» Exercise task
Your copy of the material below should match it exactly, except that it holds no pictures.
#### Data to process
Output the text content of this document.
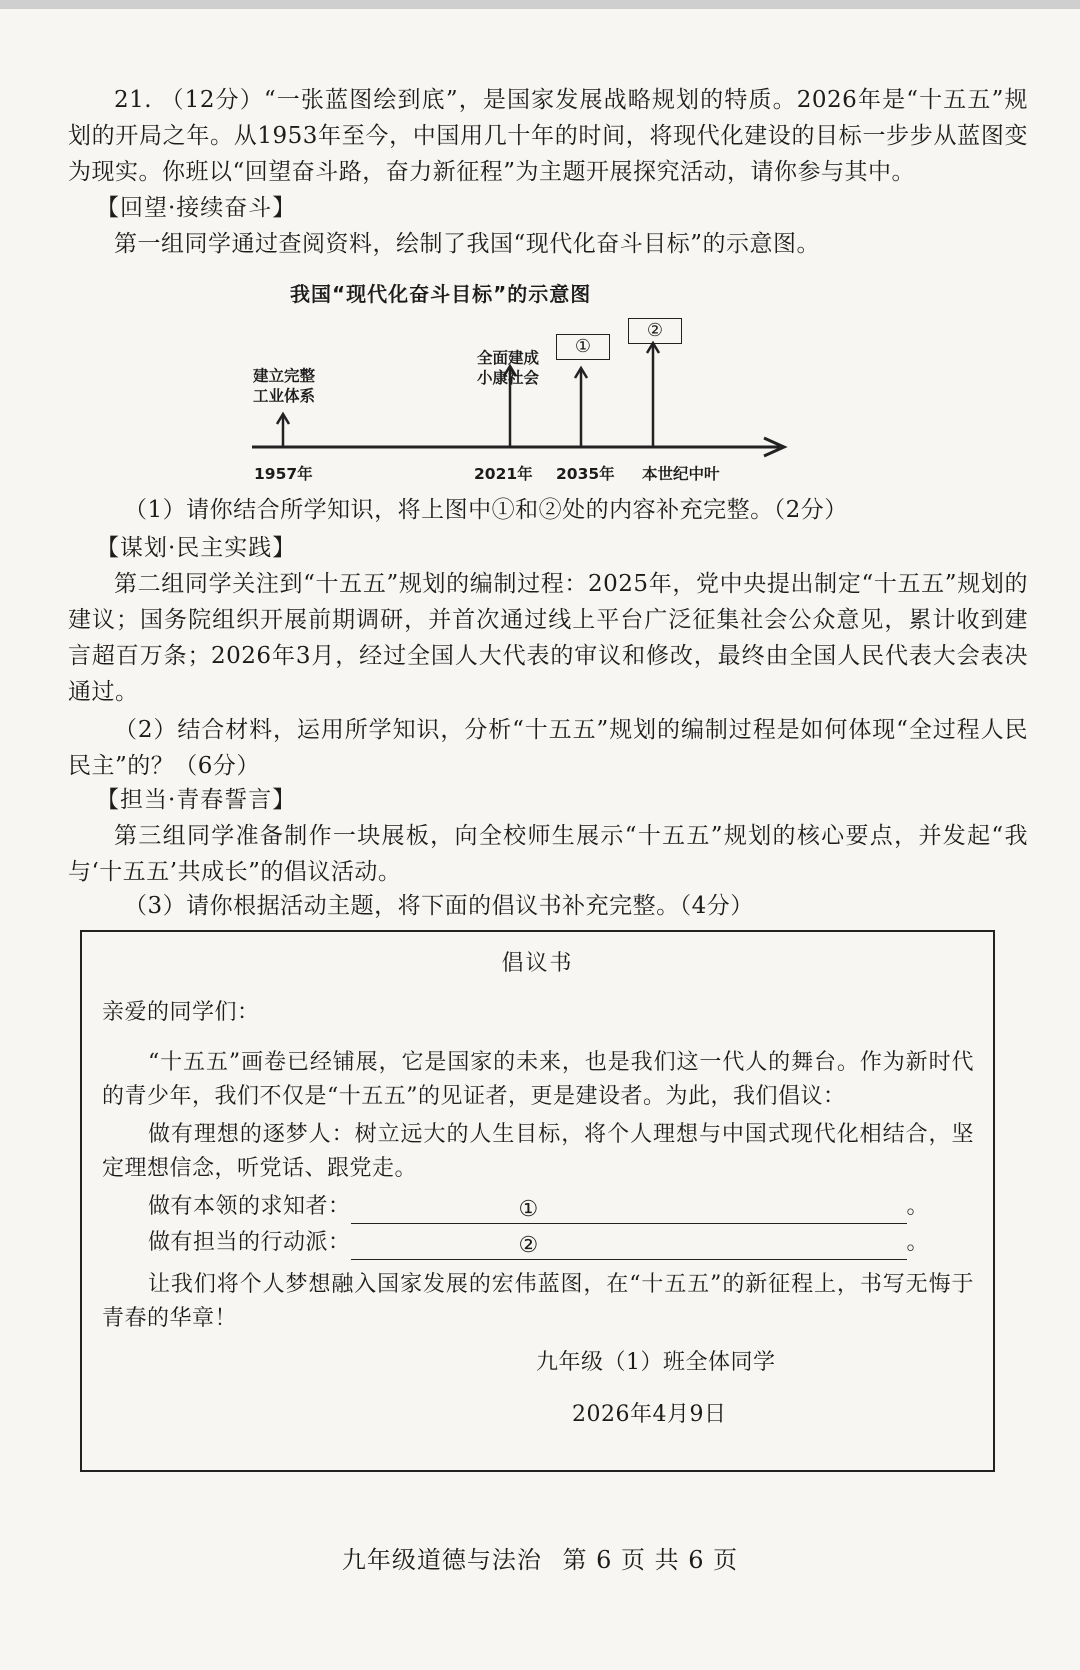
21. （12分）“一张蓝图绘到底”，是国家发展战略规划的特质。2026年是“十五五”规划的开局之年。从1953年至今，中国用几十年的时间，将现代化建设的目标一步步从蓝图变为现实。你班以“回望奋斗路，奋力新征程”为主题开展探究活动，请你参与其中。

【回望·接续奋斗】

第一组同学通过查阅资料，绘制了我国“现代化奋斗目标”的示意图。

我国“现代化奋斗目标”的示意图
建立完整
工业体系
全面建成
小康社会
①
②
1957年	2021年 2035年 本世纪中叶

（1）请你结合所学知识，将上图中①和②处的内容补充完整。（2分）

【谋划·民主实践】

第二组同学关注到“十五五”规划的编制过程：2025年，党中央提出制定“十五五”规划的建议；国务院组织开展前期调研，并首次通过线上平台广泛征集社会公众意见，累计收到建言超百万条；2026年3月，经过全国人大代表的审议和修改，最终由全国人民代表大会表决通过。

（2）结合材料，运用所学知识，分析“十五五”规划的编制过程是如何体现“全过程人民民主”的？（6分）

【担当·青春誓言】

第三组同学准备制作一块展板，向全校师生展示“十五五”规划的核心要点，并发起“我与‘十五五’共成长”的倡议活动。

（3）请你根据活动主题，将下面的倡议书补充完整。（4分）

倡议书

亲爱的同学们：

“十五五”画卷已经铺展，它是国家的未来，也是我们这一代人的舞台。作为新时代的青少年，我们不仅是“十五五”的见证者，更是建设者。为此，我们倡议：

做有理想的逐梦人：树立远大的人生目标，将个人理想与中国式现代化相结合，坚定理想信念，听党话、跟党走。

做有本领的求知者：	①	。
做有担当的行动派：	②	。

让我们将个人梦想融入国家发展的宏伟蓝图，在“十五五”的新征程上，书写无悔于青春的华章！

九年级（1）班全体同学

2026年4月9日

九年级道德与法治 第 6 页 共 6 页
########
» Final answer
Output the text content of this document.
21. （12分）“一张蓝图绘到底”，是国家发展战略规划的特质。2026年是“十五五”规划的开局之年。从1953年至今，中国用几十年的时间，将现代化建设的目标一步步从蓝图变为现实。你班以“回望奋斗路，奋力新征程”为主题开展探究活动，请你参与其中。

【回望·接续奋斗】

第一组同学通过查阅资料，绘制了我国“现代化奋斗目标”的示意图。

我国“现代化奋斗目标”的示意图
建立完整
工业体系
全面建成
小康社会
①
②
1957年	2021年 2035年 本世纪中叶

（1）请你结合所学知识，将上图中①和②处的内容补充完整。（2分）

【谋划·民主实践】

第二组同学关注到“十五五”规划的编制过程：2025年，党中央提出制定“十五五”规划的建议；国务院组织开展前期调研，并首次通过线上平台广泛征集社会公众意见，累计收到建言超百万条；2026年3月，经过全国人大代表的审议和修改，最终由全国人民代表大会表决通过。

（2）结合材料，运用所学知识，分析“十五五”规划的编制过程是如何体现“全过程人民民主”的？（6分）

【担当·青春誓言】

第三组同学准备制作一块展板，向全校师生展示“十五五”规划的核心要点，并发起“我与‘十五五’共成长”的倡议活动。

（3）请你根据活动主题，将下面的倡议书补充完整。（4分）

倡议书

亲爱的同学们：

“十五五”画卷已经铺展，它是国家的未来，也是我们这一代人的舞台。作为新时代的青少年，我们不仅是“十五五”的见证者，更是建设者。为此，我们倡议：

做有理想的逐梦人：树立远大的人生目标，将个人理想与中国式现代化相结合，坚定理想信念，听党话、跟党走。

做有本领的求知者：	①	。
做有担当的行动派：	②	。

让我们将个人梦想融入国家发展的宏伟蓝图，在“十五五”的新征程上，书写无悔于青春的华章！

九年级（1）班全体同学

2026年4月9日

九年级道德与法治 第 6 页 共 6 页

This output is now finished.